▸ **GOAL**
Lift every line from the entries that includes the word "this".

▸ **MATERIAL PROVIDED**

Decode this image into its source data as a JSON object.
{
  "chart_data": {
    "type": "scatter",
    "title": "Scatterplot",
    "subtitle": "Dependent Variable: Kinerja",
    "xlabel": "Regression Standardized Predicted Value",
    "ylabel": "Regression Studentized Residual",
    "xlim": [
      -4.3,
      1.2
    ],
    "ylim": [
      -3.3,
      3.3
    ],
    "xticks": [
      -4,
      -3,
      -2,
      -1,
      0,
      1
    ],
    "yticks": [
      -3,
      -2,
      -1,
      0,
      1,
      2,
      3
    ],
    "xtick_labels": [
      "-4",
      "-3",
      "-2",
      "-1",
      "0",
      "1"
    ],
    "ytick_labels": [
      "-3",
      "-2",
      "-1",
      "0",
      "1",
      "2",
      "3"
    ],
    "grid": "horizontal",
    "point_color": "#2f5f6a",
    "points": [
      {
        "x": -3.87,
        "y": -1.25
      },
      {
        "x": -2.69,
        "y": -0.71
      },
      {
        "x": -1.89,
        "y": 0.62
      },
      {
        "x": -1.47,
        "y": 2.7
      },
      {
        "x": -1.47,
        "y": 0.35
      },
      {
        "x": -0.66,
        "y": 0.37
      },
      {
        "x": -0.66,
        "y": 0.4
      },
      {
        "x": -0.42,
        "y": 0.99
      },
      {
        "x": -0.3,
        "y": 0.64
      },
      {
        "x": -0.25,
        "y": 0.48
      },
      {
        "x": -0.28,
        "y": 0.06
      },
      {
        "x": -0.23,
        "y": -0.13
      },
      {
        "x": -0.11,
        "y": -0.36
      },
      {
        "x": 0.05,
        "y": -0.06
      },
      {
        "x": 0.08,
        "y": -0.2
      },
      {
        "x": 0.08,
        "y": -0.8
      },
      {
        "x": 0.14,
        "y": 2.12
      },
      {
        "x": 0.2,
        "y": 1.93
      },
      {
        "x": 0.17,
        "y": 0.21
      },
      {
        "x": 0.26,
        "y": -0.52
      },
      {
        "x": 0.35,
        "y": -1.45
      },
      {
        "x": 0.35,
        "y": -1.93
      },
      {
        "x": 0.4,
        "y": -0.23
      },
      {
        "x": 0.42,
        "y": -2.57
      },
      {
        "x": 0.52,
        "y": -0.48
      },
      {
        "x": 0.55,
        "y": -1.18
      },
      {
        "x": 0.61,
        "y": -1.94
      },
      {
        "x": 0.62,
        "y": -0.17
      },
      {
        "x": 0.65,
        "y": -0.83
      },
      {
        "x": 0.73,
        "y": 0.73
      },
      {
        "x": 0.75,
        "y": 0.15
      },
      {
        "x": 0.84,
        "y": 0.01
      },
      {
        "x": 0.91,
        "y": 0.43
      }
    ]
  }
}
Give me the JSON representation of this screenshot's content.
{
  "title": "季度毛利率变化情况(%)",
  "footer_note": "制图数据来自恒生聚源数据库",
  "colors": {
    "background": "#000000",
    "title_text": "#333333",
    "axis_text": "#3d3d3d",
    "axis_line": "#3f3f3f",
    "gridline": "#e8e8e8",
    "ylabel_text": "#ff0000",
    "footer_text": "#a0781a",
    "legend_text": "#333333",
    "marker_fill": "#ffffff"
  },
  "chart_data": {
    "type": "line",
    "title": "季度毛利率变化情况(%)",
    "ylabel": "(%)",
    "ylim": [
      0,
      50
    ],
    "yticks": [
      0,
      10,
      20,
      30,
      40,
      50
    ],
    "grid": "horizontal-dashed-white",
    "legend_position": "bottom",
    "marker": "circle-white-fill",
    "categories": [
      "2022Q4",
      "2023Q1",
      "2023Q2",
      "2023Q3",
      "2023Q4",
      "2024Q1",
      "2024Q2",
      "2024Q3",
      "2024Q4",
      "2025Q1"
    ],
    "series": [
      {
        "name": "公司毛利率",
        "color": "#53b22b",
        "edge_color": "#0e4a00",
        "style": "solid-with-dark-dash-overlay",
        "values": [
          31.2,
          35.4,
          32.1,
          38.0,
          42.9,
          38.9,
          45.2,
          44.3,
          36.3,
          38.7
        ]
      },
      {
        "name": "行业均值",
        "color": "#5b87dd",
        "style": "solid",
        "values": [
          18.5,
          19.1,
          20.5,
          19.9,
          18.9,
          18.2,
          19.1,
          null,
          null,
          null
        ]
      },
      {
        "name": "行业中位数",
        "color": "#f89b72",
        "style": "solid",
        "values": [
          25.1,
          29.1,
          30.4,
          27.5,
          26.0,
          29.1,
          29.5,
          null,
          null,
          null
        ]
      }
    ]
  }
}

▸ **EXERCISE SOLUTION**
Decode this image into its source data as a JSON object.
Give me the JSON representation of this screenshot's content.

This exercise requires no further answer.